» Data records
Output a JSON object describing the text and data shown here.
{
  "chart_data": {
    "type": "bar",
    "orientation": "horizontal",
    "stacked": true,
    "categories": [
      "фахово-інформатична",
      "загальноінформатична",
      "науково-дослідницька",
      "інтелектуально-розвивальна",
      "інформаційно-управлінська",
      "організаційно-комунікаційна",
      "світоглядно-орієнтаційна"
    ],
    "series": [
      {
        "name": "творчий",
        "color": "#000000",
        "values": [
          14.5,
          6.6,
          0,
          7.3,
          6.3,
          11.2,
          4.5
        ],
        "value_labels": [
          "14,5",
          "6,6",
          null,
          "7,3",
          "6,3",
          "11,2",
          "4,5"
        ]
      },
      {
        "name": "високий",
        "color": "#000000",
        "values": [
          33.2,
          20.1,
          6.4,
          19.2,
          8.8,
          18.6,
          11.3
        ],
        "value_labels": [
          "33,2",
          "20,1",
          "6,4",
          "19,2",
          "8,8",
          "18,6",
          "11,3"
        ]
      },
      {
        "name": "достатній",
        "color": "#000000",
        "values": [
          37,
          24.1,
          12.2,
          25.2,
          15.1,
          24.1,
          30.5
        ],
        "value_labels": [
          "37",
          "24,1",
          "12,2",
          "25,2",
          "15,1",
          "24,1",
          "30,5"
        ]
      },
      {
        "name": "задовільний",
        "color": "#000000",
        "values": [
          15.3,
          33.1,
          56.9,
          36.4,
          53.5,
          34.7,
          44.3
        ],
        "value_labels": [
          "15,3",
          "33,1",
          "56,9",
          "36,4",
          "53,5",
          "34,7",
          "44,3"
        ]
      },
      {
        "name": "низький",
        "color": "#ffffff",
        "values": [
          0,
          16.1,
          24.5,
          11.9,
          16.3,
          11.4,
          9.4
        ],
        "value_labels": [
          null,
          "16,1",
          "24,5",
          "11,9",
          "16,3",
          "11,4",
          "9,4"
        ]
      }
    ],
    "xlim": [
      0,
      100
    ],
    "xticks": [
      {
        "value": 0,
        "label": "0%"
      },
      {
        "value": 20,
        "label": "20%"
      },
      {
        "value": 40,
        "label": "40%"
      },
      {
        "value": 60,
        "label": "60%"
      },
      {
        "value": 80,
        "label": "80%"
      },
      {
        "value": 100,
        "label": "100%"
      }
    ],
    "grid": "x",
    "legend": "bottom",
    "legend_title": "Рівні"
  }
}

» TASK TO CARRY OUT
Within the data above, pick out all lines holding the word "name".

» RIGHT ANSWER
        "name": "творчий",
        "name": "високий",
        "name": "достатній",
        "name": "задовільний",
        "name": "низький",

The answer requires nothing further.